#### Study text:
--*--

The Japanese conquest of southeastern China left Yip Man in financial difficulty. With the takeover of the country by the Chinese Communist Party in 1949, his fortunes degenerated further, compelling Yip to move his family to Hong Kong. During this unsettled period, he turned for the first time to teaching yongchun for his livelihood, initially as instructor for the Association of Restaurant Workers and later opening a series of his own schools and privately instructing scores of students. As the result of these actions, Yip is credited with removing the veil of secrecy from the art and making yongchun available for public instruction. Since the 1970s, yongchun has grown to become one of the most popular of the Chinese boxing arts.

The style of yongchun introduced by Yip Man and popularized by his students consists of three principal unarmed sets (sequences of martial arts movements): Sil Lim Tao (Cantonese, Little Idea; Mandarin xiaoniantou), Chum Kil (Cantonese, Seeking the Bridge; Mandarin xunqiao), and Bil Jee (Cantonese, Flying/Thrusting Fingers; Mandarin biaozhi). In addition, there are two weapon sets: one that utilizes a long staff and one that utilizes a pair of broad-bladed, single-edged swords, approximately 20 inches long. Chi shou (sticky hands) techniques are the cornerstone of yongchun. These techniques, which teach students to come into contact with and adhere to opponents in combat, are practiced with partners and in a form using a wooden dummy, mok yan jong (Cantonese, also muk yan jong; Mandarin mu ren zhuang). The sticking concept is extended to legs and to movements of the staff set, also.

--*--

According to the passage on yongchun, for which organization did Yip Man first serve as an instructor? The rows that follow are drawn from a separate source and are unrelated to the passage on yongchun.

--*--

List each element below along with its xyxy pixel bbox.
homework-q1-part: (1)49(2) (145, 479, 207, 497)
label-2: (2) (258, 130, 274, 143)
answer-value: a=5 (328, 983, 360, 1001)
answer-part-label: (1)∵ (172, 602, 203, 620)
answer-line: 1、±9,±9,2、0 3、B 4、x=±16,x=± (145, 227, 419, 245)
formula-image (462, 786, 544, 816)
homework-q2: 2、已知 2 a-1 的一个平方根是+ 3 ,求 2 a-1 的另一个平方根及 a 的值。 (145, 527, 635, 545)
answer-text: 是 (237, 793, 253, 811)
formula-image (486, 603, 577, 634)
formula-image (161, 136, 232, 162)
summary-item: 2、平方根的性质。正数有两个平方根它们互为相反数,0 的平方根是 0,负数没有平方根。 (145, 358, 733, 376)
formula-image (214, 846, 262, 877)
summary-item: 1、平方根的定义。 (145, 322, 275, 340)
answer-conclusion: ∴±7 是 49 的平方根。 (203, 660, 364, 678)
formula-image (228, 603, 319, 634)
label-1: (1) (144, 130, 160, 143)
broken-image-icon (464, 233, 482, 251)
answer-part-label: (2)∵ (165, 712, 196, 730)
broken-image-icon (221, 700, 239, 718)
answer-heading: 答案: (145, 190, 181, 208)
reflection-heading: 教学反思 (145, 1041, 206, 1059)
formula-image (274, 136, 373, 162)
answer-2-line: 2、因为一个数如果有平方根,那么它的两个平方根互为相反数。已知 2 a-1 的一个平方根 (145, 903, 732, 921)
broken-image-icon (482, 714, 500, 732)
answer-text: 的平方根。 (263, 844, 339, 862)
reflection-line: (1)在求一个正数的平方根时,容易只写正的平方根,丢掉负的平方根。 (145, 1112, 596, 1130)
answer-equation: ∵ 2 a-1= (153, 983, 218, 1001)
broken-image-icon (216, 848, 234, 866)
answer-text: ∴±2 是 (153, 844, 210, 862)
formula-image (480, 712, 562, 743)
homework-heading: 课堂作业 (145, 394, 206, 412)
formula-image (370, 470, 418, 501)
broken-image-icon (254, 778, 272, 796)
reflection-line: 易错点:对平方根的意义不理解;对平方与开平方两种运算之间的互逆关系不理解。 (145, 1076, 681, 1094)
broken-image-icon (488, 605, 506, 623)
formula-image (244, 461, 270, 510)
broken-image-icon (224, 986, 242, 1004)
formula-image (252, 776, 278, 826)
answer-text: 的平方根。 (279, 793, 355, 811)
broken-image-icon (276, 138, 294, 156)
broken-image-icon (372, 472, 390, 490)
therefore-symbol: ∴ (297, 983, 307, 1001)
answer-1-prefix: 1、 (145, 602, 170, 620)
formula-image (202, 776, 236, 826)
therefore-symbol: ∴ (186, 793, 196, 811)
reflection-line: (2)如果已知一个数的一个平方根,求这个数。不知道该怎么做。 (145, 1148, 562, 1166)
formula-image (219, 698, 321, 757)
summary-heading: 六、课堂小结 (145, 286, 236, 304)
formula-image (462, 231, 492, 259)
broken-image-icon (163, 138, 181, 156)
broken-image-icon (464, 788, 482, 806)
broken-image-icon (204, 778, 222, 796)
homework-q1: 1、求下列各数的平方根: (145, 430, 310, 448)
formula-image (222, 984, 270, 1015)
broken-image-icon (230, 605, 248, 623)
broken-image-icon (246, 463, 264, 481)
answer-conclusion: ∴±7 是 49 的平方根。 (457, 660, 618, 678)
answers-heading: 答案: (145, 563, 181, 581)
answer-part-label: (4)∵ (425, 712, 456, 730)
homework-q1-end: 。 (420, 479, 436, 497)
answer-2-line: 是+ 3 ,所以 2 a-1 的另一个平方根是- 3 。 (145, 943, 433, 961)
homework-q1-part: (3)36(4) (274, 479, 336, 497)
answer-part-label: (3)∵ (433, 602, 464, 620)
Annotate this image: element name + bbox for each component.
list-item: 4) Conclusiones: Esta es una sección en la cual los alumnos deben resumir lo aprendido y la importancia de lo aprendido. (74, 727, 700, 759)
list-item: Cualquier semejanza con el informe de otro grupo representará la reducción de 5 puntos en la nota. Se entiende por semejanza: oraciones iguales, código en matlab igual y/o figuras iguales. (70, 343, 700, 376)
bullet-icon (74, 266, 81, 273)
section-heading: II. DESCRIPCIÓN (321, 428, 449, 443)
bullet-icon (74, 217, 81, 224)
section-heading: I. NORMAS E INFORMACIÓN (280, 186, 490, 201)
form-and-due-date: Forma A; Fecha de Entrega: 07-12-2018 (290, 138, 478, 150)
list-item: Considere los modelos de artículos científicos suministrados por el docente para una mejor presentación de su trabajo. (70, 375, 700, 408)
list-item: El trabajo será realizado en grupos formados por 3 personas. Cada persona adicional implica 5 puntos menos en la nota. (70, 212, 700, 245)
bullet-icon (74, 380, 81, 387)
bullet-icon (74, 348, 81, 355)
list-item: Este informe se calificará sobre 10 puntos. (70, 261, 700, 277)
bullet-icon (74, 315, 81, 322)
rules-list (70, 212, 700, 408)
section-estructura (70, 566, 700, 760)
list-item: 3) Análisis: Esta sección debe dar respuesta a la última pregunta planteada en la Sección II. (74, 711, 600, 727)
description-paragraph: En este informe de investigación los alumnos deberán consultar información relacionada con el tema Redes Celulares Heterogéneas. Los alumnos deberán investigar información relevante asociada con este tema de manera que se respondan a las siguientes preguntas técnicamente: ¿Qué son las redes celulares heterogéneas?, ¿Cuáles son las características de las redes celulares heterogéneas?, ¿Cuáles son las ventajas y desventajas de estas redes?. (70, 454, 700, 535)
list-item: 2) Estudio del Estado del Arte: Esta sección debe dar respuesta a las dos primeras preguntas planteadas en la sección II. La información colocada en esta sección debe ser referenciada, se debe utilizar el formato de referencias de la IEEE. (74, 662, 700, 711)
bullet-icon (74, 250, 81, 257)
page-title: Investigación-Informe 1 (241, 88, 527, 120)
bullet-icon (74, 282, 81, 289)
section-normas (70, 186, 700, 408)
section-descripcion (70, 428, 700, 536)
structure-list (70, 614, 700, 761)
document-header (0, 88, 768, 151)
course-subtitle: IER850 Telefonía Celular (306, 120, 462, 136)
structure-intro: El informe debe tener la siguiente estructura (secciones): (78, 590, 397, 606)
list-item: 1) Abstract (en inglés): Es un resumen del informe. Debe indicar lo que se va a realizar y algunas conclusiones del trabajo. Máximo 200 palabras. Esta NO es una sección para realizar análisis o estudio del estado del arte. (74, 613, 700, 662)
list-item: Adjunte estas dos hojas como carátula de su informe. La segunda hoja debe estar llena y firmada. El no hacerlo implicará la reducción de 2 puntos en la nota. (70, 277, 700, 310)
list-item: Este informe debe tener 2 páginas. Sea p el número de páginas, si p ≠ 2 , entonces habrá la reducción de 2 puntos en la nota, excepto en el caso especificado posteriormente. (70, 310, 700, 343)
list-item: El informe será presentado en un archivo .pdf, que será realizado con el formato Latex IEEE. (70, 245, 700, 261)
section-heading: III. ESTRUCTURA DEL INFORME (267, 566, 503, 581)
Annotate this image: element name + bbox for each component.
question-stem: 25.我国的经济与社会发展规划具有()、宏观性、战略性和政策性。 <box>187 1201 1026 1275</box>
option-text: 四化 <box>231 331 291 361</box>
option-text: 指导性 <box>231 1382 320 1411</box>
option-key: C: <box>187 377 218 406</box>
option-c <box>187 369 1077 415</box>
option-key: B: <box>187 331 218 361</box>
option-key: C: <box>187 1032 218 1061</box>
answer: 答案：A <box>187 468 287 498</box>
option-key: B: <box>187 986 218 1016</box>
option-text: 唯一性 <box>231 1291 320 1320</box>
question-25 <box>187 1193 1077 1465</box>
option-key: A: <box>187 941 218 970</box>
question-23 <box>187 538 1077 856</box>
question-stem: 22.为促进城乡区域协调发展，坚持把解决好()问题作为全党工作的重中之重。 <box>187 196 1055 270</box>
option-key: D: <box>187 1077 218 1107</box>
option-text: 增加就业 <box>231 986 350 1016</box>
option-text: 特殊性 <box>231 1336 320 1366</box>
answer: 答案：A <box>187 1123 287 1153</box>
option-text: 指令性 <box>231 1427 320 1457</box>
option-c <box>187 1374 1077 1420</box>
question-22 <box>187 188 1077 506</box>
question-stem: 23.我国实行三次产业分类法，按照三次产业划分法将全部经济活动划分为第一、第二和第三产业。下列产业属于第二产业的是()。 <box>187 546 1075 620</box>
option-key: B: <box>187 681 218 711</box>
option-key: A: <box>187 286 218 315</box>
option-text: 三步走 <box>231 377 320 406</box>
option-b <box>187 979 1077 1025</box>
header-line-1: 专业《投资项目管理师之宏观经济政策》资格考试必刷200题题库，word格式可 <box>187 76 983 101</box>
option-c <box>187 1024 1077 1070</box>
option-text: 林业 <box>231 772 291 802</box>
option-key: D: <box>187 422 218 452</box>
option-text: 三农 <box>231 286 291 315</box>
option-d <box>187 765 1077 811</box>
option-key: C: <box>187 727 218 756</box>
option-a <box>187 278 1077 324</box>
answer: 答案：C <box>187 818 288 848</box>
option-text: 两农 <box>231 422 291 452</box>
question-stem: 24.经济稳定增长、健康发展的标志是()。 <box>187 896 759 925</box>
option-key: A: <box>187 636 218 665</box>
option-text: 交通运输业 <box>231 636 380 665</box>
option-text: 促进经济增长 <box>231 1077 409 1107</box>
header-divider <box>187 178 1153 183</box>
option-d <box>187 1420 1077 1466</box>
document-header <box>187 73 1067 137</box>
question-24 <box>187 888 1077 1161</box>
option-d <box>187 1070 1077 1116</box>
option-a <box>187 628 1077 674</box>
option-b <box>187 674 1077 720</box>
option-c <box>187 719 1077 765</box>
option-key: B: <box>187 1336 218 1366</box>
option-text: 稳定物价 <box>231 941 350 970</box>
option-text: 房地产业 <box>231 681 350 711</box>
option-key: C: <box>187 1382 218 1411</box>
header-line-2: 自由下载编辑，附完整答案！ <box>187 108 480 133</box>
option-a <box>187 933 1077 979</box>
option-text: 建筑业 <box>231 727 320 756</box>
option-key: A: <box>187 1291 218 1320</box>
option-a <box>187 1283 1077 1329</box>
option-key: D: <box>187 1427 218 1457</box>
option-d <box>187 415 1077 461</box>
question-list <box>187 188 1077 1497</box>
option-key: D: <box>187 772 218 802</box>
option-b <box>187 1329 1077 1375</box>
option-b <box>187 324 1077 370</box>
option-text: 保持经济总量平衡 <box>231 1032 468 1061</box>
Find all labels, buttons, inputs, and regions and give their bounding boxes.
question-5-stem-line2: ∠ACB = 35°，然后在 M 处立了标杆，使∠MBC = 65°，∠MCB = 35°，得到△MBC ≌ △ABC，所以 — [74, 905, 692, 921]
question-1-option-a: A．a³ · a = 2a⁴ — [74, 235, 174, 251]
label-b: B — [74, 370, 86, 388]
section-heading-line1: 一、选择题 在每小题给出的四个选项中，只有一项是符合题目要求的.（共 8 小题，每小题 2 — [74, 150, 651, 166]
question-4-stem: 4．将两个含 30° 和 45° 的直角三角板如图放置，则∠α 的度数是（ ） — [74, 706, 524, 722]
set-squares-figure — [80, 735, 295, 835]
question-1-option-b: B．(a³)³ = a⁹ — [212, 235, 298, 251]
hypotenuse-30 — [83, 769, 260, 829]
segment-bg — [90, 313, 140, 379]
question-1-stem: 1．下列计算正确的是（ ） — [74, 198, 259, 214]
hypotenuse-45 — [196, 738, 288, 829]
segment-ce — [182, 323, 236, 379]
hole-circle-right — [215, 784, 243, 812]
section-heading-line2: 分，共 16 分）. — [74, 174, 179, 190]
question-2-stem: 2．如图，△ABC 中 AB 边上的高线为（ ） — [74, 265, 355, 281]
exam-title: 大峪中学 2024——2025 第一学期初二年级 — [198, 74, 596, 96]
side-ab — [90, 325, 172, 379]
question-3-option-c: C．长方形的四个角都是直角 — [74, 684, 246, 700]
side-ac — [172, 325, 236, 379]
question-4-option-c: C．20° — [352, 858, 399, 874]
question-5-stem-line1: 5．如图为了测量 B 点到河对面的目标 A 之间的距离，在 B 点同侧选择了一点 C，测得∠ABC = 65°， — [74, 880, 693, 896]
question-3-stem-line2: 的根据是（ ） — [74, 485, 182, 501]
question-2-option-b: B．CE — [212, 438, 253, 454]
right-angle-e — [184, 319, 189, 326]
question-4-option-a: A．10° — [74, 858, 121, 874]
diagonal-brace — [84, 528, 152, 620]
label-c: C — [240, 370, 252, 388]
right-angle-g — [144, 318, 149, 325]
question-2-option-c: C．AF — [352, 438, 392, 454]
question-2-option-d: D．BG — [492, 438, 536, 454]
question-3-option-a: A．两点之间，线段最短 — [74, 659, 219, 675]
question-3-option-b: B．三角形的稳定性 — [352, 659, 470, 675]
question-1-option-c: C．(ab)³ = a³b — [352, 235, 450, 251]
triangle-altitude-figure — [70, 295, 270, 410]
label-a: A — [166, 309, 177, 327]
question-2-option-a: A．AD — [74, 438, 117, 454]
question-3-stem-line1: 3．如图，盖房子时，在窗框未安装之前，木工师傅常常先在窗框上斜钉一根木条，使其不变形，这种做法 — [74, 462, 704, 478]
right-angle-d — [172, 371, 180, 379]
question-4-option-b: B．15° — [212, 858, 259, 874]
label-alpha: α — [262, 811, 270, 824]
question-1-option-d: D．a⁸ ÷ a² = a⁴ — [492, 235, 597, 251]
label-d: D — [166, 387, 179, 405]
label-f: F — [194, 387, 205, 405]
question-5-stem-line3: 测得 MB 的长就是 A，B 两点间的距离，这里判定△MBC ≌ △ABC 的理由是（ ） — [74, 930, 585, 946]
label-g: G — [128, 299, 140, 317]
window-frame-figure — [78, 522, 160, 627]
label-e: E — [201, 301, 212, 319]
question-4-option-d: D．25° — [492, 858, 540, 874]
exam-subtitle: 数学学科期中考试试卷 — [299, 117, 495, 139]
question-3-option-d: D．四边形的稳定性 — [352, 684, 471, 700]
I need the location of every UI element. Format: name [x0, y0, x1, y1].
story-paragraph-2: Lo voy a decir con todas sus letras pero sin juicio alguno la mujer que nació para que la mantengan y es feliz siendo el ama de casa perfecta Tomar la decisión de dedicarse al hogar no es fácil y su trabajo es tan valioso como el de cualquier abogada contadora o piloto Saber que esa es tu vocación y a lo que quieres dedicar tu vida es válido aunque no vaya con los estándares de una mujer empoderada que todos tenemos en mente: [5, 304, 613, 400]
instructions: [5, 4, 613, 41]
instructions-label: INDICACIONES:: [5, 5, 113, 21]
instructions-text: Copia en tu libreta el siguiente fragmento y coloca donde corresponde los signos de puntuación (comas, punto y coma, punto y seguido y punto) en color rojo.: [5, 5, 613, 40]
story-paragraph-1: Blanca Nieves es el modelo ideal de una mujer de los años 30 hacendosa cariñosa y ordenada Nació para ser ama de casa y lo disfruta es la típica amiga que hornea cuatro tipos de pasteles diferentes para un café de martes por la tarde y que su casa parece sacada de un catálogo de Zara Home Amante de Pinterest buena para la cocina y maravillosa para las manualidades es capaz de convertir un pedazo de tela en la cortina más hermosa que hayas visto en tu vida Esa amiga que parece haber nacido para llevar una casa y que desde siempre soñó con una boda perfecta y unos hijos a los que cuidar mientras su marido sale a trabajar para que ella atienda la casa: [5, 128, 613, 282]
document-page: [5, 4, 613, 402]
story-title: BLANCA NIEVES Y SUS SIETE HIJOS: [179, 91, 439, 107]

--*--

#### Output below:
The Association of Restaurant Workers.